== RECORDS PROVIDED

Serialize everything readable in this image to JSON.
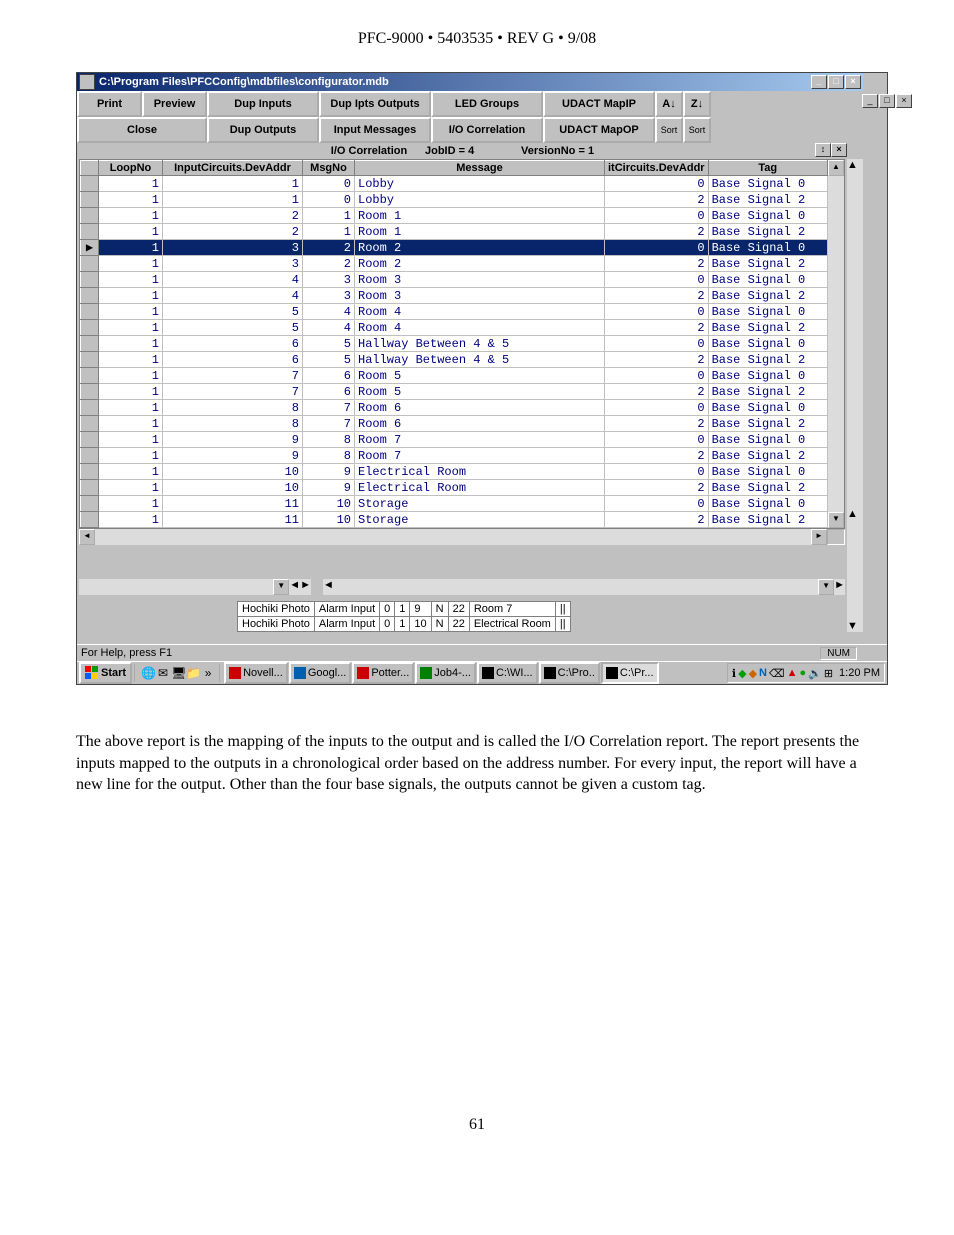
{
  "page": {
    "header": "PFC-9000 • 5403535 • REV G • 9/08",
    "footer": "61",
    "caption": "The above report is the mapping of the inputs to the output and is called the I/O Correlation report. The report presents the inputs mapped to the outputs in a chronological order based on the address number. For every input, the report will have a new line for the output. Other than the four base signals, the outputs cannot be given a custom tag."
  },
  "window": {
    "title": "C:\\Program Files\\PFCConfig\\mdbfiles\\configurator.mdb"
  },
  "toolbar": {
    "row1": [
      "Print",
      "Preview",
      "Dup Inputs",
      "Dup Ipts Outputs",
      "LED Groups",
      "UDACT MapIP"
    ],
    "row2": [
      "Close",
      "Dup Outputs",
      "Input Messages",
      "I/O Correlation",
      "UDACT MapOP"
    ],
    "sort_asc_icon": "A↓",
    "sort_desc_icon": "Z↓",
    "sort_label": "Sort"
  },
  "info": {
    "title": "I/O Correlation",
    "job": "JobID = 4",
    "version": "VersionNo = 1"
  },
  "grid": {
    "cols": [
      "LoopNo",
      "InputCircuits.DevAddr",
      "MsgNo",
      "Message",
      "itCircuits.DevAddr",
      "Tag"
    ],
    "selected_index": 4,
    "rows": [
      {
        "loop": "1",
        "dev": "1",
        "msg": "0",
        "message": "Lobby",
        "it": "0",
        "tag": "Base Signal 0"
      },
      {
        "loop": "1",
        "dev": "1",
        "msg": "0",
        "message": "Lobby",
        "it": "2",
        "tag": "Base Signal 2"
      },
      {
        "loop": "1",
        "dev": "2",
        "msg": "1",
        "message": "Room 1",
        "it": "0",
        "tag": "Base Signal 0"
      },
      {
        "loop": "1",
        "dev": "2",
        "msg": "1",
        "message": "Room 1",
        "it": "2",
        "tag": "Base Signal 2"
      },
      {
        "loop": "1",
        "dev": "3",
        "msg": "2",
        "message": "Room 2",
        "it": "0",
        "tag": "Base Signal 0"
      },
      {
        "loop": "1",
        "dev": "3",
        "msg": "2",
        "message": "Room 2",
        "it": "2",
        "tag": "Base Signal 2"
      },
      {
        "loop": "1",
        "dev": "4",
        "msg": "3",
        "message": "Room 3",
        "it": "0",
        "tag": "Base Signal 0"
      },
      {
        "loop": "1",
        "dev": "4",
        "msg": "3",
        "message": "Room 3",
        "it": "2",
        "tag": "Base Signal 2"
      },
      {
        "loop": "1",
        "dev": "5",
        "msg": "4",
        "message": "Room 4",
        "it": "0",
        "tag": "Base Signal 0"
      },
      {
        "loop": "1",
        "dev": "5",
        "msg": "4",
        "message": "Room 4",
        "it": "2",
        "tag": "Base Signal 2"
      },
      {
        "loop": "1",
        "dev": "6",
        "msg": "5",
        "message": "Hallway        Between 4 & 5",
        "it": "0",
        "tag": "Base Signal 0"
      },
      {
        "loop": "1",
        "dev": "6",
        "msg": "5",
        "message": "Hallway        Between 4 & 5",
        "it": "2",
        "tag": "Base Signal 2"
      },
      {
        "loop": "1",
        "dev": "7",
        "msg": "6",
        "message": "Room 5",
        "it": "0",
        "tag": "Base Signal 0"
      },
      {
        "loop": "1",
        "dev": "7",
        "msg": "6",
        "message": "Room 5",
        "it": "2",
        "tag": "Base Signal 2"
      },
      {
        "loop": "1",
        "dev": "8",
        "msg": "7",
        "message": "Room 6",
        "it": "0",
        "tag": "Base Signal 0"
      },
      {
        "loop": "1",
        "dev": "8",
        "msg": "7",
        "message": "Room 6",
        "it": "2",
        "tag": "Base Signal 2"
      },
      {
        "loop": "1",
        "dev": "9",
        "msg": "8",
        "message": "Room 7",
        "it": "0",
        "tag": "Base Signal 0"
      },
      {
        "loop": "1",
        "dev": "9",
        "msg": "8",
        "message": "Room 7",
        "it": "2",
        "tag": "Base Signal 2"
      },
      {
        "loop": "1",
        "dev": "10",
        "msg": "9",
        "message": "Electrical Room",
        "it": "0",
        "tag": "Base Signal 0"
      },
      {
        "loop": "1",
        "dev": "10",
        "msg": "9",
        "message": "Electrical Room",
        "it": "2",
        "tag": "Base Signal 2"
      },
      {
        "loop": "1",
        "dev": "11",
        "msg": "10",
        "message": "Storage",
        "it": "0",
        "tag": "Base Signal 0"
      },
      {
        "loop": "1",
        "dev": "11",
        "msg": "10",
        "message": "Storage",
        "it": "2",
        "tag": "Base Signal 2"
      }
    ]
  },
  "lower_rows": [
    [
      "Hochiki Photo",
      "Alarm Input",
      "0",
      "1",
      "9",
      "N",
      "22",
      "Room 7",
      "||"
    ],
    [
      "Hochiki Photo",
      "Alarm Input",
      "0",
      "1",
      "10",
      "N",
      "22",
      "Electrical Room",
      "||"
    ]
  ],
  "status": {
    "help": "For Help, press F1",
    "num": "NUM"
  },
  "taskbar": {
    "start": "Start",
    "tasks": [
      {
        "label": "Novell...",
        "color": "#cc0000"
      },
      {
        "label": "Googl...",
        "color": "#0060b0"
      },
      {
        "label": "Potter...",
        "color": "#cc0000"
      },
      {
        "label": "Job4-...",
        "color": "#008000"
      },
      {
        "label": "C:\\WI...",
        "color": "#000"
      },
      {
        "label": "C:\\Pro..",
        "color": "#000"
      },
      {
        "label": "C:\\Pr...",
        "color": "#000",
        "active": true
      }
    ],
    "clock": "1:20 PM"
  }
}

====
== RECORDS PROVIDED

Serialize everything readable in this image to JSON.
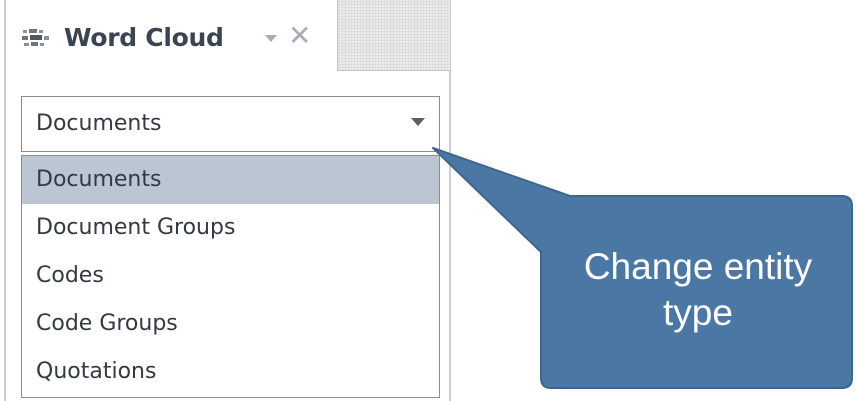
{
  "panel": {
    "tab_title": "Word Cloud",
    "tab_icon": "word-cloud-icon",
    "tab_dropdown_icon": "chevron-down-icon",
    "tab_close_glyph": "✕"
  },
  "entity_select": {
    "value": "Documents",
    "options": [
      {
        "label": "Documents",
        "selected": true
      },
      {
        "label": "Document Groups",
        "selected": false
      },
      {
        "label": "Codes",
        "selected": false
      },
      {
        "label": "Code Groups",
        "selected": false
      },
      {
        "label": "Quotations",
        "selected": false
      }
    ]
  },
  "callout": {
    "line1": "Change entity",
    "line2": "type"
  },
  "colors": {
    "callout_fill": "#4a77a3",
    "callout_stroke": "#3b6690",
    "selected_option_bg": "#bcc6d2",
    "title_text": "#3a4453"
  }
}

====
== RECORDS PROVIDED

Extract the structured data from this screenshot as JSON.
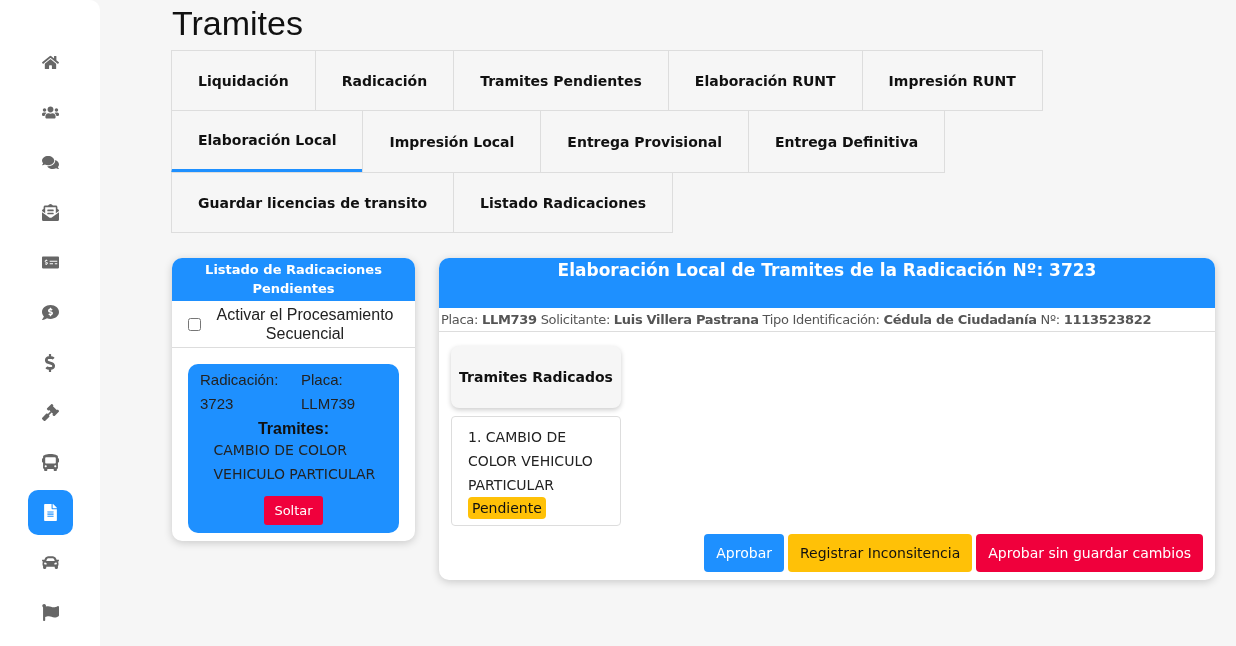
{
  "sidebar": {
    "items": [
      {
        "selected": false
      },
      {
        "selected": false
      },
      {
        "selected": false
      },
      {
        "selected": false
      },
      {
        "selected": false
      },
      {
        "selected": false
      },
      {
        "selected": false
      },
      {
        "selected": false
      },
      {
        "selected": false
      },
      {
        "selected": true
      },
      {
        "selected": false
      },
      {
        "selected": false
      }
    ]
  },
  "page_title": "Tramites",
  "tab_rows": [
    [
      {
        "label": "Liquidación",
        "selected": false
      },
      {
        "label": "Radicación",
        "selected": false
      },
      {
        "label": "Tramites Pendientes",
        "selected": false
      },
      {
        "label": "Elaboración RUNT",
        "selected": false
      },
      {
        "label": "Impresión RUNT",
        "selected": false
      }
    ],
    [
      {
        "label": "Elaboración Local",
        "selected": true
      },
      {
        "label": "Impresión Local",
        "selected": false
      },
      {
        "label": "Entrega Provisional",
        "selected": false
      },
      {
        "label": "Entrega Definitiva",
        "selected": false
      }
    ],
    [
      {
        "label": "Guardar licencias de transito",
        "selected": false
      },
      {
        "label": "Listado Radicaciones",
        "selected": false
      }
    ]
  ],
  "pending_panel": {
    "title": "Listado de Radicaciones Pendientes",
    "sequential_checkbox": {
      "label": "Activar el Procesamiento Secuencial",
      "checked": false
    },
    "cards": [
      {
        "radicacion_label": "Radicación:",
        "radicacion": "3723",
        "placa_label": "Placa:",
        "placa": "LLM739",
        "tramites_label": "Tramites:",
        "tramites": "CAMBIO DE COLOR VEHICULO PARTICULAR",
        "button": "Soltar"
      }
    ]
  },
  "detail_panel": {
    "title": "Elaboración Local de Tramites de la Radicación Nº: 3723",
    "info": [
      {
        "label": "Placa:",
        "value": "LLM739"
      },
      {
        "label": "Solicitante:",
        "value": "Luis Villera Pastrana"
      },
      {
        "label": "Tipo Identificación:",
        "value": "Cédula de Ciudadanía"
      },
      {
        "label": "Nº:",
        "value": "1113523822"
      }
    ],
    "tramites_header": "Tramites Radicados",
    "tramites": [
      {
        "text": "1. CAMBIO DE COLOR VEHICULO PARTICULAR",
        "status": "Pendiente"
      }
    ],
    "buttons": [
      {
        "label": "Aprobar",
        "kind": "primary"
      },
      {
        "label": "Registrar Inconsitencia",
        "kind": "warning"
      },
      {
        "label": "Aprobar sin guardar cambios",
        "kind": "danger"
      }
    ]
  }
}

====

Look through the entries above; copy every line holding the string "kind".

        "kind": "primary"
        "kind": "warning"
        "kind": "danger"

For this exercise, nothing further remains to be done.